▶ [The exercise]: Copy out every record below with complete accuracy.

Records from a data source
--------------------------------------------------

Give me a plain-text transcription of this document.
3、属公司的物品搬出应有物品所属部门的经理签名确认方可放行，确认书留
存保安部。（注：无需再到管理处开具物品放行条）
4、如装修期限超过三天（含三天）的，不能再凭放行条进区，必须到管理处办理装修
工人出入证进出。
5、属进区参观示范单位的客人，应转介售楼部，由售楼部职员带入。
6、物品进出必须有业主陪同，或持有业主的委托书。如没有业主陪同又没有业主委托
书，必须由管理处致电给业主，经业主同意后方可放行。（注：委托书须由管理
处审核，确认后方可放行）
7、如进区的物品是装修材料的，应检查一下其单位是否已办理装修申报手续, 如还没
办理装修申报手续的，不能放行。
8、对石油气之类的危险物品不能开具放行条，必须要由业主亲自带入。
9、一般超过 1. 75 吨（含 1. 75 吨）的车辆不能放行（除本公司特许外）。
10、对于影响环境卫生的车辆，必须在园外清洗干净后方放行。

--------------------------------------------------

▶ [Result below]:
Give me a plain-text transcription of this document.
3、属公司的物品搬出应有物品所属部门的经理签名确认方可放行，确认书留
存保安部。（注：无需再到管理处开具物品放行条）
4、如装修期限超过三天（含三天）的，不能再凭放行条进区，必须到管理处办理装修
工人出入证进出。
5、属进区参观示范单位的客人，应转介售楼部，由售楼部职员带入。
6、物品进出必须有业主陪同，或持有业主的委托书。如没有业主陪同又没有业主委托
书，必须由管理处致电给业主，经业主同意后方可放行。（注：委托书须由管理
处审核，确认后方可放行）
7、如进区的物品是装修材料的，应检查一下其单位是否已办理装修申报手续, 如还没
办理装修申报手续的，不能放行。
8、对石油气之类的危险物品不能开具放行条，必须要由业主亲自带入。
9、一般超过 1. 75 吨（含 1. 75 吨）的车辆不能放行（除本公司特许外）。
10、对于影响环境卫生的车辆，必须在园外清洗干净后方放行。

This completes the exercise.